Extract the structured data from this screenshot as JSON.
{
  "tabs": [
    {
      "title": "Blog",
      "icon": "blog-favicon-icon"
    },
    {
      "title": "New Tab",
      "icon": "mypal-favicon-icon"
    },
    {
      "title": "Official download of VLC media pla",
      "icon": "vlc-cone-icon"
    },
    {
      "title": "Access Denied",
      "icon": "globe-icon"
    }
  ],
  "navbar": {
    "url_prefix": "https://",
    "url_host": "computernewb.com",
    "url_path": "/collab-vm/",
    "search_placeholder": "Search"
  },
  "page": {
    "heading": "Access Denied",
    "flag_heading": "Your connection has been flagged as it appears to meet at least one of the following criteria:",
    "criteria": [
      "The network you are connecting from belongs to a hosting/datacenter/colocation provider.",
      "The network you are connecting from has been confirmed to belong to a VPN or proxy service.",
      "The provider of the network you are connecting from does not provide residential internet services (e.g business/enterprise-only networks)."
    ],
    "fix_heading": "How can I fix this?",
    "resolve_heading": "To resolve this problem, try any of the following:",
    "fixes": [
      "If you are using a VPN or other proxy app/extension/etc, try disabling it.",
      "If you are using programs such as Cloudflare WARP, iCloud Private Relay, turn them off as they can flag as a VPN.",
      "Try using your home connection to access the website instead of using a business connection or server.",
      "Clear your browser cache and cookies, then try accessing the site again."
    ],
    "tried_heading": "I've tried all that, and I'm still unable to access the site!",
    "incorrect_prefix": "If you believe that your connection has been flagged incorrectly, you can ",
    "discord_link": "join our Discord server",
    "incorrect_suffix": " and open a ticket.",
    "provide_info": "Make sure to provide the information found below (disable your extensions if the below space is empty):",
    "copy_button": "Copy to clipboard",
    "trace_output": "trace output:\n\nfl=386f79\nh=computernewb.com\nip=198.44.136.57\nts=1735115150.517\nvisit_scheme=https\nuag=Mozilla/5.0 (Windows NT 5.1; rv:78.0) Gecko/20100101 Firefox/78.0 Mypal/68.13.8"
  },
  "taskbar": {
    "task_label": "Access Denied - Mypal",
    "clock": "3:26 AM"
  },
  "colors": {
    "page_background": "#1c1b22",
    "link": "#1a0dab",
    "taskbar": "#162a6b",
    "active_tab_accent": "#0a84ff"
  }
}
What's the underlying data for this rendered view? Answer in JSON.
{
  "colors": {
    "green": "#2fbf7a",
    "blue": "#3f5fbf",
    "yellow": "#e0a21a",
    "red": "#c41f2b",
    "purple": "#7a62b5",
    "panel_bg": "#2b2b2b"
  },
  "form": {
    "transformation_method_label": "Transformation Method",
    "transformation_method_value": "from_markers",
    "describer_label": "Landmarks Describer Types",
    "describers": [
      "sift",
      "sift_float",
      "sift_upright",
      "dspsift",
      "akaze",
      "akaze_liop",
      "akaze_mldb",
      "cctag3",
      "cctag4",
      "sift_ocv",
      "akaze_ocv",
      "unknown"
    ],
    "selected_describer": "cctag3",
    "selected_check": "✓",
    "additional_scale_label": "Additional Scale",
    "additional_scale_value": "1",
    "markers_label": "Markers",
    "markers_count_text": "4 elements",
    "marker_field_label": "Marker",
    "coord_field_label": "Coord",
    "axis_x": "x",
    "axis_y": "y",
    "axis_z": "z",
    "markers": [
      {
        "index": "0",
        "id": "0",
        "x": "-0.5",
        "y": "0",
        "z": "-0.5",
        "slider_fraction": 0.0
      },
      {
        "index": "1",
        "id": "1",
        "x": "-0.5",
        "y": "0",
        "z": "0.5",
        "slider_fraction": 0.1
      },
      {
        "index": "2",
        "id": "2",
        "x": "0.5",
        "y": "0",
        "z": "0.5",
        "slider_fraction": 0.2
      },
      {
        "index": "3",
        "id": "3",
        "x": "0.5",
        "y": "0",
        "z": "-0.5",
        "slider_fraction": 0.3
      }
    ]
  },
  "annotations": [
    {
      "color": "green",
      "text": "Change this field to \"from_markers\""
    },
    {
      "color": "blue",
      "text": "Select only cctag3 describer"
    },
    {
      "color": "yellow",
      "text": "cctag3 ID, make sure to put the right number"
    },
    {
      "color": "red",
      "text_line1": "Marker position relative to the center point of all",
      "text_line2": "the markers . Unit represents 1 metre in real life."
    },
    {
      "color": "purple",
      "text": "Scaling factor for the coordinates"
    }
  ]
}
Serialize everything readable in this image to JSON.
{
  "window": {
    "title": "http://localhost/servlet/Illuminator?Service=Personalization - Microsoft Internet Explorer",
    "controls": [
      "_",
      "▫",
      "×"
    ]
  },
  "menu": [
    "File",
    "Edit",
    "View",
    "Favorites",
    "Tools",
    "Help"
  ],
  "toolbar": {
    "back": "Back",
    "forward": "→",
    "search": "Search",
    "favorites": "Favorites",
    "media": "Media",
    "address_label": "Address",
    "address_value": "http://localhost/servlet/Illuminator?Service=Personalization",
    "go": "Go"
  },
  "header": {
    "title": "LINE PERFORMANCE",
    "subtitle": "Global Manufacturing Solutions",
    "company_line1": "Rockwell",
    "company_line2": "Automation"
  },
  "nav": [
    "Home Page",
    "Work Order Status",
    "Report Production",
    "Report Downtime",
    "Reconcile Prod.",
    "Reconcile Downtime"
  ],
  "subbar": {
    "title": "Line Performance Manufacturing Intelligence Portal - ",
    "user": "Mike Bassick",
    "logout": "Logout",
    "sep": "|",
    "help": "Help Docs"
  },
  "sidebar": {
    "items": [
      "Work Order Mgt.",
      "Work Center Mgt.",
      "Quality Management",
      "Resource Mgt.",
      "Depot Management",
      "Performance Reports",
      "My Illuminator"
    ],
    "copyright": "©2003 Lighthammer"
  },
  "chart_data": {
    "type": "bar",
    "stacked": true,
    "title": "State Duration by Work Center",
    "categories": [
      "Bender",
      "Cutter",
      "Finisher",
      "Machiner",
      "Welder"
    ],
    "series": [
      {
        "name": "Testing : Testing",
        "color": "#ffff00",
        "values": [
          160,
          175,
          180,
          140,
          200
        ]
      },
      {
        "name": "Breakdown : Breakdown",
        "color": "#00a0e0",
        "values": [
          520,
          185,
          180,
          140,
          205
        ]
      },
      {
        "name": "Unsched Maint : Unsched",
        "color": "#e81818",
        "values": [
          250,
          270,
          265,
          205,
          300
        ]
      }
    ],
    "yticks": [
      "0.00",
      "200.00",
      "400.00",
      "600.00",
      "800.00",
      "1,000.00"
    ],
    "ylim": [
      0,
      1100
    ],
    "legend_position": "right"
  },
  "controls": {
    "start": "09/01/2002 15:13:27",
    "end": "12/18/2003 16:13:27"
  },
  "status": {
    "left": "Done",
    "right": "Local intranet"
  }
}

TASK DESCRIPTION ▸ Among the records above, find each line holding the string "Search" and pull it out.

FULL ANSWER ▸
    "search_placeholder": "Search"
    "search": "Search",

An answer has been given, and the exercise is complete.